AIM
Extract the listing below in full, unchanged.
***** RECORDS TO USE
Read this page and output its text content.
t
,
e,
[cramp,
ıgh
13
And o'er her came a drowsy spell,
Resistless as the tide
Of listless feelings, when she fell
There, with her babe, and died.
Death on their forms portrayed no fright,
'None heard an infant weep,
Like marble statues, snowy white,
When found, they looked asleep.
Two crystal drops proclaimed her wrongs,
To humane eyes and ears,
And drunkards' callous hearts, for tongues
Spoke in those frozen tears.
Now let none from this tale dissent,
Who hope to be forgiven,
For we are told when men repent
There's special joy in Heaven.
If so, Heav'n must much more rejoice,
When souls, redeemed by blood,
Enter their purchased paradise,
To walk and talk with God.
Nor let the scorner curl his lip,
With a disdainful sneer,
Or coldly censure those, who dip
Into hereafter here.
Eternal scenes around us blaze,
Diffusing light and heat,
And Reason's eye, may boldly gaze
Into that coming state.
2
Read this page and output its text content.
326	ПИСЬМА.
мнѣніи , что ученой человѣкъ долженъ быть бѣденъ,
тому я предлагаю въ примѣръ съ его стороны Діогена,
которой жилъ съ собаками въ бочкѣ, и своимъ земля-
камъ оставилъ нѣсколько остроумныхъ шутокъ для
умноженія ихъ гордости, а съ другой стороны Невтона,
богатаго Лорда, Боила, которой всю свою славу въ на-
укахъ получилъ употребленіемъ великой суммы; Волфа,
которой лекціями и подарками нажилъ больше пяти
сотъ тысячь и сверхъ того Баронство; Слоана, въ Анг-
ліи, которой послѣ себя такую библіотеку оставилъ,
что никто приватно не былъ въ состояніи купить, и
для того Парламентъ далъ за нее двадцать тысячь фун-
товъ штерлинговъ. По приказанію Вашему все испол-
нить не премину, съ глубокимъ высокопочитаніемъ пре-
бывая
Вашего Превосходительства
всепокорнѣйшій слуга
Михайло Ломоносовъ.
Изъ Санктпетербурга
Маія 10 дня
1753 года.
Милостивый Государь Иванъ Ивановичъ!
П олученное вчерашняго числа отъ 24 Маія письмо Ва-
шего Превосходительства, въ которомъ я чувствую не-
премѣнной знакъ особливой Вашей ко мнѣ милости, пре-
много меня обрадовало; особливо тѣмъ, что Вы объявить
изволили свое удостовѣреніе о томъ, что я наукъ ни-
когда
**********
RESPONSE
Read this page and output its text content.
t
,
e,
[cramp,
ıgh
13
And o'er her came a drowsy spell,
Resistless as the tide
Of listless feelings, when she fell
There, with her babe, and died.
Death on their forms portrayed no fright,
'None heard an infant weep,
Like marble statues, snowy white,
When found, they looked asleep.
Two crystal drops proclaimed her wrongs,
To humane eyes and ears,
And drunkards' callous hearts, for tongues
Spoke in those frozen tears.
Now let none from this tale dissent,
Who hope to be forgiven,
For we are told when men repent
There's special joy in Heaven.
If so, Heav'n must much more rejoice,
When souls, redeemed by blood,
Enter their purchased paradise,
To walk and talk with God.
Nor let the scorner curl his lip,
With a disdainful sneer,
Or coldly censure those, who dip
Into hereafter here.
Eternal scenes around us blaze,
Diffusing light and heat,
And Reason's eye, may boldly gaze
Into that coming state.
2
Read this page and output its text content.
326	ПИСЬМА.
мнѣніи , что ученой человѣкъ долженъ быть бѣденъ,
тому я предлагаю въ примѣръ съ его стороны Діогена,
которой жилъ съ собаками въ бочкѣ, и своимъ земля-
камъ оставилъ нѣсколько остроумныхъ шутокъ для
умноженія ихъ гордости, а съ другой стороны Невтона,
богатаго Лорда, Боила, которой всю свою славу въ на-
укахъ получилъ употребленіемъ великой суммы; Волфа,
которой лекціями и подарками нажилъ больше пяти
сотъ тысячь и сверхъ того Баронство; Слоана, въ Анг-
ліи, которой послѣ себя такую библіотеку оставилъ,
что никто приватно не былъ въ состояніи купить, и
для того Парламентъ далъ за нее двадцать тысячь фун-
товъ штерлинговъ. По приказанію Вашему все испол-
нить не премину, съ глубокимъ высокопочитаніемъ пре-
бывая
Вашего Превосходительства
всепокорнѣйшій слуга
Михайло Ломоносовъ.
Изъ Санктпетербурга
Маія 10 дня
1753 года.
Милостивый Государь Иванъ Ивановичъ!
П олученное вчерашняго числа отъ 24 Маія письмо Ва-
шего Превосходительства, въ которомъ я чувствую не-
премѣнной знакъ особливой Вашей ко мнѣ милости, пре-
много меня обрадовало; особливо тѣмъ, что Вы объявить
изволили свое удостовѣреніе о томъ, что я наукъ ни-
когда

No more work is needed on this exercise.